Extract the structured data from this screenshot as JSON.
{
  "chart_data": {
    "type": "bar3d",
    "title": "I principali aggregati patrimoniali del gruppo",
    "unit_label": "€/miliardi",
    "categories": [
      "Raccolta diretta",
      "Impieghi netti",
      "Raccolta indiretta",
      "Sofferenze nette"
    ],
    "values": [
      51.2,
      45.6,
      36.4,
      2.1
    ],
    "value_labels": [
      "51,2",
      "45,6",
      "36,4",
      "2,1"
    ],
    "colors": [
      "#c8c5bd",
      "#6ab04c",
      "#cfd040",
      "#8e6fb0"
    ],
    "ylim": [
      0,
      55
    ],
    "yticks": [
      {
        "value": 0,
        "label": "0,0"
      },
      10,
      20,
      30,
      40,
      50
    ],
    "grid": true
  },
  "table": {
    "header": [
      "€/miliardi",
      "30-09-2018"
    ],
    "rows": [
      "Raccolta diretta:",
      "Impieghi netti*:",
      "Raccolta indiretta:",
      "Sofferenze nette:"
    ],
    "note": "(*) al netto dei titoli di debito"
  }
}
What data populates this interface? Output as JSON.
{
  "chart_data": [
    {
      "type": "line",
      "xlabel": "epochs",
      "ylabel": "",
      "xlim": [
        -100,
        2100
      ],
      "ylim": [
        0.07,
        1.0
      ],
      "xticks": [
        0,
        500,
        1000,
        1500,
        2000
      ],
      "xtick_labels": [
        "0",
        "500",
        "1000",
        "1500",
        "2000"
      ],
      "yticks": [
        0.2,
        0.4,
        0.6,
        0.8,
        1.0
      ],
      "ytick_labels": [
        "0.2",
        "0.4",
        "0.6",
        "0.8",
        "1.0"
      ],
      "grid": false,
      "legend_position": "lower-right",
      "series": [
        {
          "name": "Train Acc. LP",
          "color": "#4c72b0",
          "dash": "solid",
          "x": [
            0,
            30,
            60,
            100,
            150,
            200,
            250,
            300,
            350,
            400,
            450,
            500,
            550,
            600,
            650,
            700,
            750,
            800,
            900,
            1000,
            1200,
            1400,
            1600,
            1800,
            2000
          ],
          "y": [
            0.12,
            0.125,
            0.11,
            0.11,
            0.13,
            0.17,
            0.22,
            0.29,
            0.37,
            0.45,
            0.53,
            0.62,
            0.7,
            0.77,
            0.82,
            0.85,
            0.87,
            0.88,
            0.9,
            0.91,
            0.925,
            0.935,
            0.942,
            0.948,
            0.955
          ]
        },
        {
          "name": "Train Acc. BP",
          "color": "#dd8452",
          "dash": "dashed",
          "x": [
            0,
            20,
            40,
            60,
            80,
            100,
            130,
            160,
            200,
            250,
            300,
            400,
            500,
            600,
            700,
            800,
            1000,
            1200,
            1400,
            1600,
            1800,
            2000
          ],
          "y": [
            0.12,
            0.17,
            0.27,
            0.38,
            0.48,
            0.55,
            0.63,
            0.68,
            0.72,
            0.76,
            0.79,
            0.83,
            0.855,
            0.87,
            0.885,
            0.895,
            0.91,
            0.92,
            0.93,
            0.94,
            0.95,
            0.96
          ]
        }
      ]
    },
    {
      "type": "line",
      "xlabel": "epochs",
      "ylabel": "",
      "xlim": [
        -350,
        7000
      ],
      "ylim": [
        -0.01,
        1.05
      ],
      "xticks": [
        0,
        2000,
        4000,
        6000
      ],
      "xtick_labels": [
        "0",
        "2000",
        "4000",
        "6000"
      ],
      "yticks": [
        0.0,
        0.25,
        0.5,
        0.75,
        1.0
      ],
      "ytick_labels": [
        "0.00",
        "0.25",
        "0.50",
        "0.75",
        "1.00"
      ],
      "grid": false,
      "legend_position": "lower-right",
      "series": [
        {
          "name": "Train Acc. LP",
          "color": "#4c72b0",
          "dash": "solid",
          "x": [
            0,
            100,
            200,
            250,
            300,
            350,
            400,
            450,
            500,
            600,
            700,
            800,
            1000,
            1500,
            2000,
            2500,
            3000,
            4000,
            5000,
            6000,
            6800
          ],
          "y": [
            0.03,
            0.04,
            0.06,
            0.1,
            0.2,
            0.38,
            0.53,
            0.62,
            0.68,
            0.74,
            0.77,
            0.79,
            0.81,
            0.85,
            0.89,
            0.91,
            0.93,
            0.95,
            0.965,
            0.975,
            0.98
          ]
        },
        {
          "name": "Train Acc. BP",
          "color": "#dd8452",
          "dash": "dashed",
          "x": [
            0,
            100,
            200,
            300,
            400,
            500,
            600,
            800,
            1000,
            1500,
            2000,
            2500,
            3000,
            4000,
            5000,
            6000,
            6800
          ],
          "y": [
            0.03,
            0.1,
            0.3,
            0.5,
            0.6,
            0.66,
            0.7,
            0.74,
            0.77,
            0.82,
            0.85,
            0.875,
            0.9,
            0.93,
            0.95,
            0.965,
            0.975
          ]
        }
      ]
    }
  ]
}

──────────────────────────────

WORK TO COMPLETE. Check every line of the entries above for the word "indiretta" and report how many lines contain it, giving the number only.

WRITTEN RESPONSE. 2